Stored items
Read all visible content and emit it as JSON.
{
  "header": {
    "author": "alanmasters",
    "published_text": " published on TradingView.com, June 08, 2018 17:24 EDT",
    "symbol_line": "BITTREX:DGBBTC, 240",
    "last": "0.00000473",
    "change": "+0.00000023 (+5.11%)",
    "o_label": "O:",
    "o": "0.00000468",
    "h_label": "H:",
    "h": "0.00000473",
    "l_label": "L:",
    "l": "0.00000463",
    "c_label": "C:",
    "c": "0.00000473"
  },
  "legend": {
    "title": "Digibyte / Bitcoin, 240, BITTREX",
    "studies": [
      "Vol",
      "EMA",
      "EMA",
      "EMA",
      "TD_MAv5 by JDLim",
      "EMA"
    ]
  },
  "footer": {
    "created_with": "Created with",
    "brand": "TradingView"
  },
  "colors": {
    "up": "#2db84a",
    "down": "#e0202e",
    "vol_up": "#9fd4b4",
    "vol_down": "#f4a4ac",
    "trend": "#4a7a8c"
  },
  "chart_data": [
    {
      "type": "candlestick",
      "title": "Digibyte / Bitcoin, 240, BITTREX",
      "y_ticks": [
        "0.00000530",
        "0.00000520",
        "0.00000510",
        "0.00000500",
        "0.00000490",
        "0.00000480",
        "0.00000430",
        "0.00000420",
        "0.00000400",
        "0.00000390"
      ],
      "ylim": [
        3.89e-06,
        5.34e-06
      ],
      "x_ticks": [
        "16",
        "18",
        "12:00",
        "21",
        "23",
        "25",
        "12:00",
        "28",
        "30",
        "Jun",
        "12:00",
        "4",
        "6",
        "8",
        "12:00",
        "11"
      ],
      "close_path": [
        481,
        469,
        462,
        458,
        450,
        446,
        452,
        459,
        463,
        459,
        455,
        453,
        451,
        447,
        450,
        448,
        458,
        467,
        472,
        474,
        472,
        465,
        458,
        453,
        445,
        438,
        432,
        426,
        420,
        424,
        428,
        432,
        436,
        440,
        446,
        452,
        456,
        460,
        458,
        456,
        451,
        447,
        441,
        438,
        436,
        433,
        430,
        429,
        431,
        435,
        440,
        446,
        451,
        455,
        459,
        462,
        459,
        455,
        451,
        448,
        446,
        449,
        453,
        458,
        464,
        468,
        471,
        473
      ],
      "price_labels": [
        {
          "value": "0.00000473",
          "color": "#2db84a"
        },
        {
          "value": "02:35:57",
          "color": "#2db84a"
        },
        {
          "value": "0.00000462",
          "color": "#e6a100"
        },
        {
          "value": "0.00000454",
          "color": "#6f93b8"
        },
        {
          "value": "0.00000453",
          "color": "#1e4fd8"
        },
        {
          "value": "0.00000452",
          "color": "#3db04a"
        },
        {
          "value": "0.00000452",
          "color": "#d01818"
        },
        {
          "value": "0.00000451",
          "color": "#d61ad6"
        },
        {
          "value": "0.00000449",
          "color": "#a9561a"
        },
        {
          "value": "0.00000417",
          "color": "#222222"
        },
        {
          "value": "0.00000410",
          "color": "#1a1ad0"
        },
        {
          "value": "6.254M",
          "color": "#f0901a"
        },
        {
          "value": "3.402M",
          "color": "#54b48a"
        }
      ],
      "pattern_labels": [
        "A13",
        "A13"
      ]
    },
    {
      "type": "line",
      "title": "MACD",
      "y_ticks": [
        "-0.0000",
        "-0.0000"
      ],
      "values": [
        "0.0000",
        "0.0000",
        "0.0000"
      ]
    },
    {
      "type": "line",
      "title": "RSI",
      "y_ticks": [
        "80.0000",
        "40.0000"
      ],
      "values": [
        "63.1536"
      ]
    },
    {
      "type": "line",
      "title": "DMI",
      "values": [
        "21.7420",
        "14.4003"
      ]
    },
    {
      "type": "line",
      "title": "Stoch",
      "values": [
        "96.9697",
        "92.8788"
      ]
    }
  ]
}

# Written problem:
Show the lines from the data above that contain the string "BITTREX".

# Written response:
    "symbol_line": "BITTREX:DGBBTC, 240",
    "title": "Digibyte / Bitcoin, 240, BITTREX",
      "title": "Digibyte / Bitcoin, 240, BITTREX",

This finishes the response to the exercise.